**OBJECTIVE:**
Copy out all of the material, matching it word for word.

**RECORD LIST:**
===============

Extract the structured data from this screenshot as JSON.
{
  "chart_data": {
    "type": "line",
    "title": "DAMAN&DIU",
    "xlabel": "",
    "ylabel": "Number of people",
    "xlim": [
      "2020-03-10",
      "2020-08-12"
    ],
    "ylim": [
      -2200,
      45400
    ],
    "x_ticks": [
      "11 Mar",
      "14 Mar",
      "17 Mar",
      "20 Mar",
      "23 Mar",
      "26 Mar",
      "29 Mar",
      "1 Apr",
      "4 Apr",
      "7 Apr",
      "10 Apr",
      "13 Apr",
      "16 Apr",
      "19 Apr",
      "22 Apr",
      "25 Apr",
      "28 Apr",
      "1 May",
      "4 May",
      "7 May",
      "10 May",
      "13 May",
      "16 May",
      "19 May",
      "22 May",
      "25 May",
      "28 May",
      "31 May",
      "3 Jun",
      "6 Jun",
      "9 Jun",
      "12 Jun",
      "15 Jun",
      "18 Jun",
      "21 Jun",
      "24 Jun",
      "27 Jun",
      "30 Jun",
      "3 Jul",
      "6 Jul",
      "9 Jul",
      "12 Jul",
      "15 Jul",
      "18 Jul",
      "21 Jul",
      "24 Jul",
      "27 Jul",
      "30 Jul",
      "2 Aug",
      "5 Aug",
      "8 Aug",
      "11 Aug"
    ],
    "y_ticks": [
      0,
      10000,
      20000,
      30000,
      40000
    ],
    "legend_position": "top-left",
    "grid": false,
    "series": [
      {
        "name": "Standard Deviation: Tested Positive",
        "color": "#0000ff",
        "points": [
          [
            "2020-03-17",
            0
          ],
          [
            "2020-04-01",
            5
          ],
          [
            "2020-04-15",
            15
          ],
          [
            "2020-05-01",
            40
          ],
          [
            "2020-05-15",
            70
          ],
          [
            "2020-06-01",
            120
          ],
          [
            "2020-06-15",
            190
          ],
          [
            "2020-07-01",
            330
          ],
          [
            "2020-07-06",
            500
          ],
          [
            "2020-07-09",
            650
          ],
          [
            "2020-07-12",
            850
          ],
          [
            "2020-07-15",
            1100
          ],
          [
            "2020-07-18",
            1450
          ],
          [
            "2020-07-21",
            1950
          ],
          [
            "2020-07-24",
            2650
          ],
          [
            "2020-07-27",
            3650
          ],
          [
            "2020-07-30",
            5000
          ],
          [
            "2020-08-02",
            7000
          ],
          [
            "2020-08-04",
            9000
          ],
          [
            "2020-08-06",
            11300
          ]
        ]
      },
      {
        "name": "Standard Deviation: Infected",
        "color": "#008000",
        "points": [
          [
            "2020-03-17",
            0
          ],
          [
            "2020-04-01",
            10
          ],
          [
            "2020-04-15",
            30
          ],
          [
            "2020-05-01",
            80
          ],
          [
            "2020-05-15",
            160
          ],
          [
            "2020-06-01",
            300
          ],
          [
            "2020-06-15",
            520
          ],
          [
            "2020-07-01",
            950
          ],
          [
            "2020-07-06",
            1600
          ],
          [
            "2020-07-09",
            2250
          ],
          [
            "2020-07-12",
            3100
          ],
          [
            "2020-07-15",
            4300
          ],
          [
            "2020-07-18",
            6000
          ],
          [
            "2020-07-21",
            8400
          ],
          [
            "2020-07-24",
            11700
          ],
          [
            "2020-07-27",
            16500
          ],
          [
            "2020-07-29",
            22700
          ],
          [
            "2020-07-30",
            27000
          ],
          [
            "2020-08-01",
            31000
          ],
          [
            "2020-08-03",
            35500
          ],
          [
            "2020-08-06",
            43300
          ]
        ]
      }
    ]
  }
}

===============

**SOLUTION TO THIS EXERCISE:**
Extract the structured data from this screenshot as JSON.
{
  "chart_data": {
    "type": "line",
    "title": "DAMAN&DIU",
    "xlabel": "",
    "ylabel": "Number of people",
    "xlim": [
      "2020-03-10",
      "2020-08-12"
    ],
    "ylim": [
      -2200,
      45400
    ],
    "x_ticks": [
      "11 Mar",
      "14 Mar",
      "17 Mar",
      "20 Mar",
      "23 Mar",
      "26 Mar",
      "29 Mar",
      "1 Apr",
      "4 Apr",
      "7 Apr",
      "10 Apr",
      "13 Apr",
      "16 Apr",
      "19 Apr",
      "22 Apr",
      "25 Apr",
      "28 Apr",
      "1 May",
      "4 May",
      "7 May",
      "10 May",
      "13 May",
      "16 May",
      "19 May",
      "22 May",
      "25 May",
      "28 May",
      "31 May",
      "3 Jun",
      "6 Jun",
      "9 Jun",
      "12 Jun",
      "15 Jun",
      "18 Jun",
      "21 Jun",
      "24 Jun",
      "27 Jun",
      "30 Jun",
      "3 Jul",
      "6 Jul",
      "9 Jul",
      "12 Jul",
      "15 Jul",
      "18 Jul",
      "21 Jul",
      "24 Jul",
      "27 Jul",
      "30 Jul",
      "2 Aug",
      "5 Aug",
      "8 Aug",
      "11 Aug"
    ],
    "y_ticks": [
      0,
      10000,
      20000,
      30000,
      40000
    ],
    "legend_position": "top-left",
    "grid": false,
    "series": [
      {
        "name": "Standard Deviation: Tested Positive",
        "color": "#0000ff",
        "points": [
          [
            "2020-03-17",
            0
          ],
          [
            "2020-04-01",
            5
          ],
          [
            "2020-04-15",
            15
          ],
          [
            "2020-05-01",
            40
          ],
          [
            "2020-05-15",
            70
          ],
          [
            "2020-06-01",
            120
          ],
          [
            "2020-06-15",
            190
          ],
          [
            "2020-07-01",
            330
          ],
          [
            "2020-07-06",
            500
          ],
          [
            "2020-07-09",
            650
          ],
          [
            "2020-07-12",
            850
          ],
          [
            "2020-07-15",
            1100
          ],
          [
            "2020-07-18",
            1450
          ],
          [
            "2020-07-21",
            1950
          ],
          [
            "2020-07-24",
            2650
          ],
          [
            "2020-07-27",
            3650
          ],
          [
            "2020-07-30",
            5000
          ],
          [
            "2020-08-02",
            7000
          ],
          [
            "2020-08-04",
            9000
          ],
          [
            "2020-08-06",
            11300
          ]
        ]
      },
      {
        "name": "Standard Deviation: Infected",
        "color": "#008000",
        "points": [
          [
            "2020-03-17",
            0
          ],
          [
            "2020-04-01",
            10
          ],
          [
            "2020-04-15",
            30
          ],
          [
            "2020-05-01",
            80
          ],
          [
            "2020-05-15",
            160
          ],
          [
            "2020-06-01",
            300
          ],
          [
            "2020-06-15",
            520
          ],
          [
            "2020-07-01",
            950
          ],
          [
            "2020-07-06",
            1600
          ],
          [
            "2020-07-09",
            2250
          ],
          [
            "2020-07-12",
            3100
          ],
          [
            "2020-07-15",
            4300
          ],
          [
            "2020-07-18",
            6000
          ],
          [
            "2020-07-21",
            8400
          ],
          [
            "2020-07-24",
            11700
          ],
          [
            "2020-07-27",
            16500
          ],
          [
            "2020-07-29",
            22700
          ],
          [
            "2020-07-30",
            27000
          ],
          [
            "2020-08-01",
            31000
          ],
          [
            "2020-08-03",
            35500
          ],
          [
            "2020-08-06",
            43300
          ]
        ]
      }
    ]
  }
}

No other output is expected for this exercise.